**Task goal**: Repeat the listing in full, preserving every character.

>> Begin Task material

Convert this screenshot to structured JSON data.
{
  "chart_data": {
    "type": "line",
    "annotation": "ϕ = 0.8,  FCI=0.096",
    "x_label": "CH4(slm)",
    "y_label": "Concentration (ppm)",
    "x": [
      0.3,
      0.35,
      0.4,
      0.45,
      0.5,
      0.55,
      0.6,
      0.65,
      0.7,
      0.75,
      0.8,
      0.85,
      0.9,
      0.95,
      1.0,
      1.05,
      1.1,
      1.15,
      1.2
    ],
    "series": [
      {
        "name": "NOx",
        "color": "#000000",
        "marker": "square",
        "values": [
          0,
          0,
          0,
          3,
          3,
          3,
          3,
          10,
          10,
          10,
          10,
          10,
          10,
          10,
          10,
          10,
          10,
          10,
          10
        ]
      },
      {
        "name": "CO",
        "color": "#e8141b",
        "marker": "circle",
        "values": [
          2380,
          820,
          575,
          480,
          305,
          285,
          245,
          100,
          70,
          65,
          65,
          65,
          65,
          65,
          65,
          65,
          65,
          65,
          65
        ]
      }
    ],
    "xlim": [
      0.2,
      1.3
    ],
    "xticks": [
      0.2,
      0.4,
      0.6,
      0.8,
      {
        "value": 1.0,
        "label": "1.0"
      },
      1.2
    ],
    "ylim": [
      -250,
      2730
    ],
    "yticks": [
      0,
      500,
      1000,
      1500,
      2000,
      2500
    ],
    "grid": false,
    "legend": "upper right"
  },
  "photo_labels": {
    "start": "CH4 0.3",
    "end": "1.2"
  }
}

>> End Task material

**Right answer**:
Convert this screenshot to structured JSON data.
{
  "chart_data": {
    "type": "line",
    "annotation": "ϕ = 0.8,  FCI=0.096",
    "x_label": "CH4(slm)",
    "y_label": "Concentration (ppm)",
    "x": [
      0.3,
      0.35,
      0.4,
      0.45,
      0.5,
      0.55,
      0.6,
      0.65,
      0.7,
      0.75,
      0.8,
      0.85,
      0.9,
      0.95,
      1.0,
      1.05,
      1.1,
      1.15,
      1.2
    ],
    "series": [
      {
        "name": "NOx",
        "color": "#000000",
        "marker": "square",
        "values": [
          0,
          0,
          0,
          3,
          3,
          3,
          3,
          10,
          10,
          10,
          10,
          10,
          10,
          10,
          10,
          10,
          10,
          10,
          10
        ]
      },
      {
        "name": "CO",
        "color": "#e8141b",
        "marker": "circle",
        "values": [
          2380,
          820,
          575,
          480,
          305,
          285,
          245,
          100,
          70,
          65,
          65,
          65,
          65,
          65,
          65,
          65,
          65,
          65,
          65
        ]
      }
    ],
    "xlim": [
      0.2,
      1.3
    ],
    "xticks": [
      0.2,
      0.4,
      0.6,
      0.8,
      {
        "value": 1.0,
        "label": "1.0"
      },
      1.2
    ],
    "ylim": [
      -250,
      2730
    ],
    "yticks": [
      0,
      500,
      1000,
      1500,
      2000,
      2500
    ],
    "grid": false,
    "legend": "upper right"
  },
  "photo_labels": {
    "start": "CH4 0.3",
    "end": "1.2"
  }
}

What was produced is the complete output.